* start *

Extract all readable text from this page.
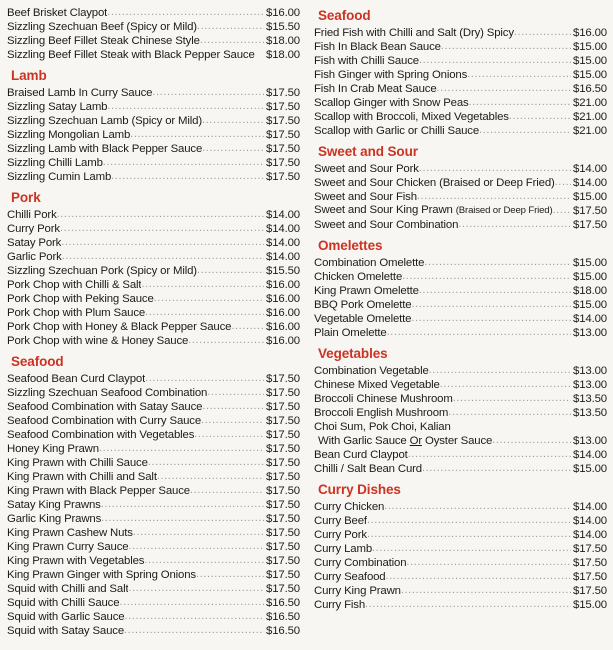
Beef Brisket Claypot .....	$16.00
Sizzling Szechuan Beef (Spicy or Mild) .....	$15.50
Sizzling Beef Fillet Steak Chinese Style .....	$18.00
Sizzling Beef Fillet Steak with Black Pepper Sauce $18.00
Lamb
Braised Lamb In Curry Sauce .....	$17.50
Sizzling Satay Lamb .....	$17.50
Sizzling Szechuan Lamb (Spicy or Mild) .....	$17.50
Sizzling Mongolian Lamb .....	$17.50
Sizzling Lamb with Black Pepper Sauce .....	$17.50
Sizzling Chilli Lamb .....	$17.50
Sizzling Cumin Lamb .....	$17.50
Pork
Chilli Pork .....	$14.00
Curry Pork .....	$14.00
Satay Pork .....	$14.00
Garlic Pork .....	$14.00
Sizzling Szechuan Pork (Spicy or Mild) .....	$15.50
Pork Chop with Chilli & Salt .....	$16.00
Pork Chop with Peking Sauce .....	$16.00
Pork Chop with Plum Sauce .....	$16.00
Pork Chop with Honey & Black Pepper Sauce .....	$16.00
Pork Chop with wine & Honey Sauce .....	$16.00
Seafood
Seafood Bean Curd Claypot .....	$17.50
Sizzling Szechuan Seafood Combination .....	$17.50
Seafood Combination with Satay Sauce .....	$17.50
Seafood Combination with Curry Sauce .....	$17.50
Seafood Combination with Vegetables .....	$17.50
Honey King Prawn .....	$17.50
King Prawn with Chilli Sauce .....	$17.50
King Prawn with Chilli and Salt .....	$17.50
King Prawn with Black Pepper Sauce .....	$17.50
Satay King Prawns .....	$17.50
Garlic King Prawns .....	$17.50
King Prawn Cashew Nuts .....	$17.50
King Prawn Curry Sauce .....	$17.50
King Prawn with Vegetables .....	$17.50
King Prawn Ginger with Spring Onions .....	$17.50
Squid with Chilli and Salt .....	$17.50
Squid with Chilli Sauce .....	$16.50
Squid with Garlic Sauce .....	$16.50
Squid with Satay Sauce .....	$16.50
Seafood
Fried Fish with Chilli and Salt (Dry) Spicy .....	$16.00
Fish In Black Bean Sauce .....	$15.00
Fish with Chilli Sauce .....	$15.00
Fish Ginger with Spring Onions .....	$15.00
Fish In Crab Meat Sauce .....	$16.50
Scallop Ginger with Snow Peas .....	$21.00
Scallop with Broccoli, Mixed Vegetables .....	$21.00
Scallop with Garlic or Chilli Sauce .....	$21.00
Sweet and Sour
Sweet and Sour Pork .....	$14.00
Sweet and Sour Chicken (Braised or Deep Fried) ..... $14.00
Sweet and Sour Fish .....	$15.00
Sweet and Sour King Prawn (Braised or Deep Fried) ..... $17.50
Sweet and Sour Combination .....	$17.50
Omelettes
Combination Omelette .....	$15.00
Chicken Omelette .....	$15.00
King Prawn Omelette .....	$18.00
BBQ Pork Omelette .....	$15.00
Vegetable Omelette .....	$14.00
Plain Omelette .....	$13.00
Vegetables
Combination Vegetable .....	$13.00
Chinese Mixed Vegetable .....	$13.00
Broccoli Chinese Mushroom .....	$13.50
Broccoli English Mushroom .....	$13.50
Choi Sum, Pok Choi, Kalian
With Garlic Sauce Or Oyster Sauce .....	$13.00
Bean Curd Claypot .....	$14.00
Chilli / Salt Bean Curd .....	$15.00
Curry Dishes
Curry Chicken .....	$14.00
Curry Beef .....	$14.00
Curry Pork .....	$14.00
Curry Lamb .....	$17.50
Curry Combination .....	$17.50
Curry Seafood .....	$17.50
Curry King Prawn .....	$17.50
Curry Fish .....	$15.00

* end *

Repeat all of the records verbatim, leaving out the pictures.

__Answer to this exercise__.
Extract all readable text from this page.
Beef Brisket Claypot .....	$16.00
Sizzling Szechuan Beef (Spicy or Mild) .....	$15.50
Sizzling Beef Fillet Steak Chinese Style .....	$18.00
Sizzling Beef Fillet Steak with Black Pepper Sauce $18.00
Lamb
Braised Lamb In Curry Sauce .....	$17.50
Sizzling Satay Lamb .....	$17.50
Sizzling Szechuan Lamb (Spicy or Mild) .....	$17.50
Sizzling Mongolian Lamb .....	$17.50
Sizzling Lamb with Black Pepper Sauce .....	$17.50
Sizzling Chilli Lamb .....	$17.50
Sizzling Cumin Lamb .....	$17.50
Pork
Chilli Pork .....	$14.00
Curry Pork .....	$14.00
Satay Pork .....	$14.00
Garlic Pork .....	$14.00
Sizzling Szechuan Pork (Spicy or Mild) .....	$15.50
Pork Chop with Chilli & Salt .....	$16.00
Pork Chop with Peking Sauce .....	$16.00
Pork Chop with Plum Sauce .....	$16.00
Pork Chop with Honey & Black Pepper Sauce .....	$16.00
Pork Chop with wine & Honey Sauce .....	$16.00
Seafood
Seafood Bean Curd Claypot .....	$17.50
Sizzling Szechuan Seafood Combination .....	$17.50
Seafood Combination with Satay Sauce .....	$17.50
Seafood Combination with Curry Sauce .....	$17.50
Seafood Combination with Vegetables .....	$17.50
Honey King Prawn .....	$17.50
King Prawn with Chilli Sauce .....	$17.50
King Prawn with Chilli and Salt .....	$17.50
King Prawn with Black Pepper Sauce .....	$17.50
Satay King Prawns .....	$17.50
Garlic King Prawns .....	$17.50
King Prawn Cashew Nuts .....	$17.50
King Prawn Curry Sauce .....	$17.50
King Prawn with Vegetables .....	$17.50
King Prawn Ginger with Spring Onions .....	$17.50
Squid with Chilli and Salt .....	$17.50
Squid with Chilli Sauce .....	$16.50
Squid with Garlic Sauce .....	$16.50
Squid with Satay Sauce .....	$16.50
Seafood
Fried Fish with Chilli and Salt (Dry) Spicy .....	$16.00
Fish In Black Bean Sauce .....	$15.00
Fish with Chilli Sauce .....	$15.00
Fish Ginger with Spring Onions .....	$15.00
Fish In Crab Meat Sauce .....	$16.50
Scallop Ginger with Snow Peas .....	$21.00
Scallop with Broccoli, Mixed Vegetables .....	$21.00
Scallop with Garlic or Chilli Sauce .....	$21.00
Sweet and Sour
Sweet and Sour Pork .....	$14.00
Sweet and Sour Chicken (Braised or Deep Fried) ..... $14.00
Sweet and Sour Fish .....	$15.00
Sweet and Sour King Prawn (Braised or Deep Fried) ..... $17.50
Sweet and Sour Combination .....	$17.50
Omelettes
Combination Omelette .....	$15.00
Chicken Omelette .....	$15.00
King Prawn Omelette .....	$18.00
BBQ Pork Omelette .....	$15.00
Vegetable Omelette .....	$14.00
Plain Omelette .....	$13.00
Vegetables
Combination Vegetable .....	$13.00
Chinese Mixed Vegetable .....	$13.00
Broccoli Chinese Mushroom .....	$13.50
Broccoli English Mushroom .....	$13.50
Choi Sum, Pok Choi, Kalian
With Garlic Sauce Or Oyster Sauce .....	$13.00
Bean Curd Claypot .....	$14.00
Chilli / Salt Bean Curd .....	$15.00
Curry Dishes
Curry Chicken .....	$14.00
Curry Beef .....	$14.00
Curry Pork .....	$14.00
Curry Lamb .....	$17.50
Curry Combination .....	$17.50
Curry Seafood .....	$17.50
Curry King Prawn .....	$17.50
Curry Fish .....	$15.00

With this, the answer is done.